(Recorded data)
** Begin **

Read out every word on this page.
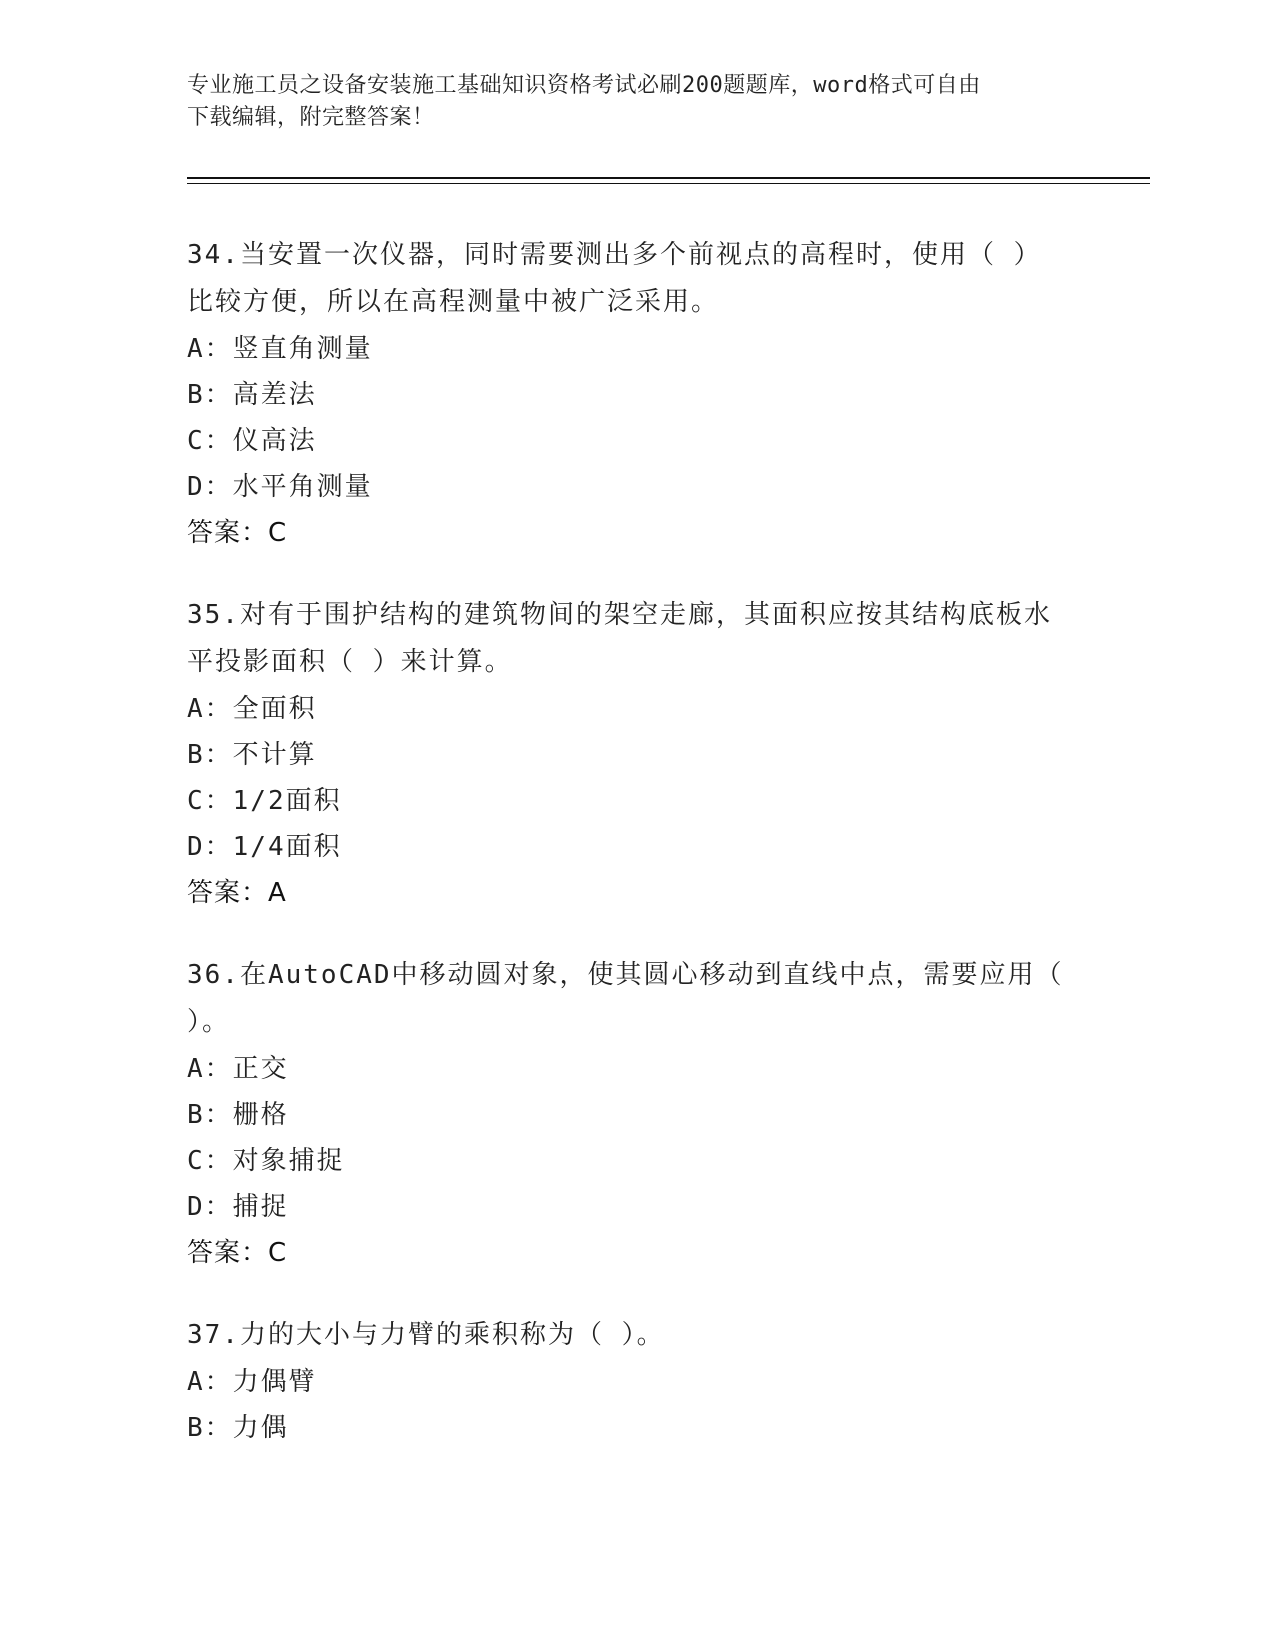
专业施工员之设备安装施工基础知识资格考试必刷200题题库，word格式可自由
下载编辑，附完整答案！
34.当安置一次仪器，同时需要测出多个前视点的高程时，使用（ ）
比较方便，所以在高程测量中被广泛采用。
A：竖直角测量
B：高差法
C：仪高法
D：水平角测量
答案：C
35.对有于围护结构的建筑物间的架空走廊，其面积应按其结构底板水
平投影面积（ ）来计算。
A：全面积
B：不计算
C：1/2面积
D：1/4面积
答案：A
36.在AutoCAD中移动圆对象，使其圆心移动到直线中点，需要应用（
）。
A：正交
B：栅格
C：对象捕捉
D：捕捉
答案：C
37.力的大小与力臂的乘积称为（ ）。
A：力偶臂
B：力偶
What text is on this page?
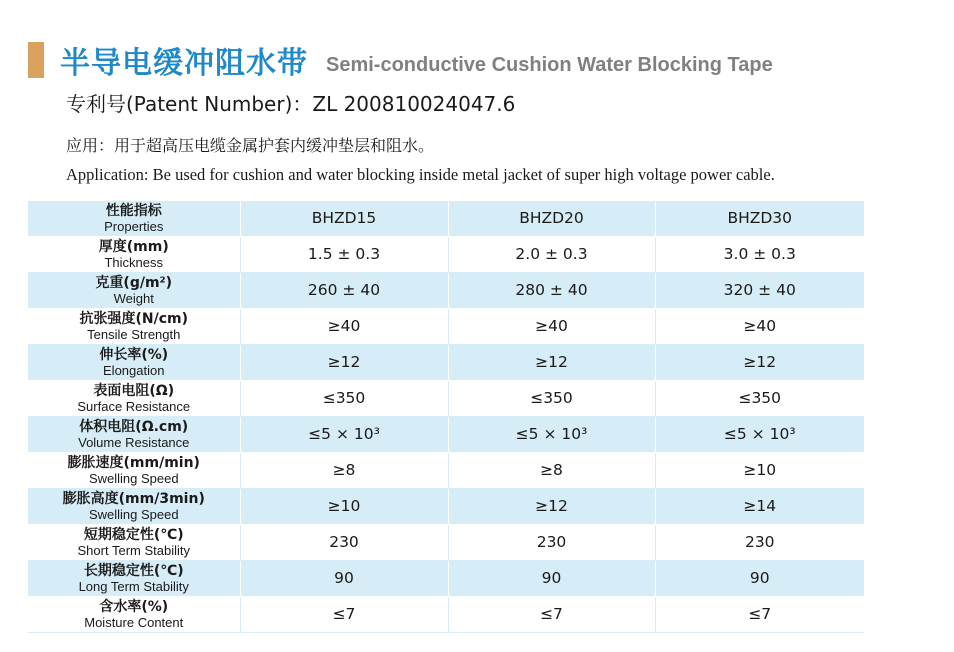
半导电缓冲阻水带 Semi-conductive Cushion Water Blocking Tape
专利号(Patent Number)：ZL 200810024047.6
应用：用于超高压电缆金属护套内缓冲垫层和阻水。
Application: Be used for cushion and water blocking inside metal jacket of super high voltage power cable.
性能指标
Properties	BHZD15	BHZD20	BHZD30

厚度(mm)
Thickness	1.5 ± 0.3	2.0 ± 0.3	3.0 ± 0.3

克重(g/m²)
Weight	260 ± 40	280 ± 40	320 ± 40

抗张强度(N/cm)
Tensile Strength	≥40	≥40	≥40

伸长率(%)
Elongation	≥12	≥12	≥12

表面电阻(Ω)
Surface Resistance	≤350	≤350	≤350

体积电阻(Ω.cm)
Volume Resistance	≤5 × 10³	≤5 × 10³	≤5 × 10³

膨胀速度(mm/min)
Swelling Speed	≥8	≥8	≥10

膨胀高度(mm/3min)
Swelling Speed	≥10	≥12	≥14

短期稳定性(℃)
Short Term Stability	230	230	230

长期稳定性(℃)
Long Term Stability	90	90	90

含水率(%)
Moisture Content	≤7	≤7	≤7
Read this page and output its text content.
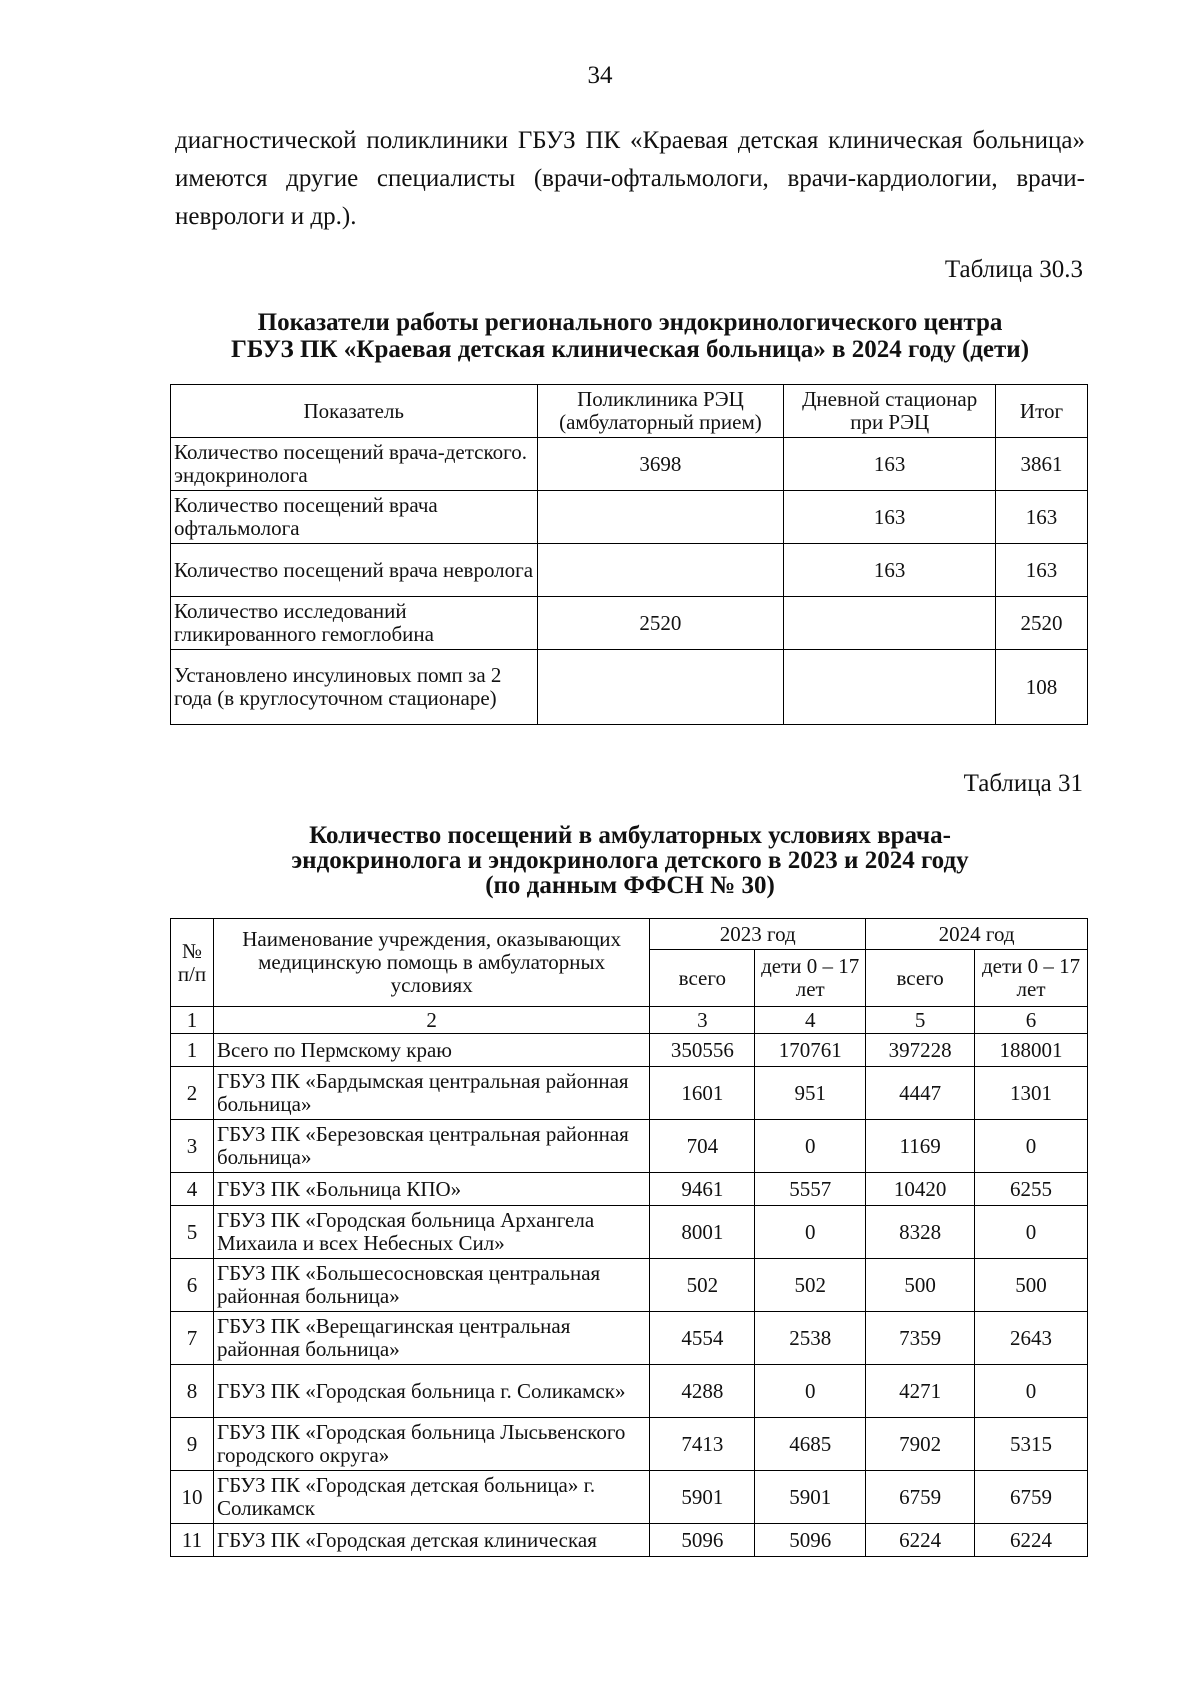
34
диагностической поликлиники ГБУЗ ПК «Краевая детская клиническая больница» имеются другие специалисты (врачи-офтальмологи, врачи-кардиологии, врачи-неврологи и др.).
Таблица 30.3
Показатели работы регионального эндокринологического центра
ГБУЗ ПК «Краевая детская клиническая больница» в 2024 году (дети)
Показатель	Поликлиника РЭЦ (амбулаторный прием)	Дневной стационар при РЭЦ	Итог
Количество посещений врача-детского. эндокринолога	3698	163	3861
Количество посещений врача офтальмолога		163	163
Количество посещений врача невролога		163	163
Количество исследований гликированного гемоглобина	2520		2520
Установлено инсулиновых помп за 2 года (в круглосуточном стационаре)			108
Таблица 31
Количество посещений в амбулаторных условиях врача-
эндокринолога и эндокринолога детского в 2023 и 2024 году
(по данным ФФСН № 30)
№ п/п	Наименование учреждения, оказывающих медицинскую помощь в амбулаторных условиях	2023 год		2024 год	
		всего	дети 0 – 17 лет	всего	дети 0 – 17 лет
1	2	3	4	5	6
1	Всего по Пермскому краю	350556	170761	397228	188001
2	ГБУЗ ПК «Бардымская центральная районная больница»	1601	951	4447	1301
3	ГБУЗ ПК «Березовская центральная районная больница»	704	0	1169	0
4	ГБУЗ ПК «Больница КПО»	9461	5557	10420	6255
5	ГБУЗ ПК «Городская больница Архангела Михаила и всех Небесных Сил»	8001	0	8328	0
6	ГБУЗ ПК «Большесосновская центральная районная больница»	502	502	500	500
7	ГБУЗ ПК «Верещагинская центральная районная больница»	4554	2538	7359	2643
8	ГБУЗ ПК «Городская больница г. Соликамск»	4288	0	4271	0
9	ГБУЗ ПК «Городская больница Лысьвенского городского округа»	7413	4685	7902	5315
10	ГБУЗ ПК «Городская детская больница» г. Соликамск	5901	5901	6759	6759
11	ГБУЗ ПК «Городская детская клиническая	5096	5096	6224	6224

** End **

■ **Work instructions**: Every line holding "Соликамск" should be copied out.

■ **Solution**:
8	ГБУЗ ПК «Городская больница г. Соликамск»	4288	0	4271	0
10	ГБУЗ ПК «Городская детская больница» г. Соликамск	5901	5901	6759	6759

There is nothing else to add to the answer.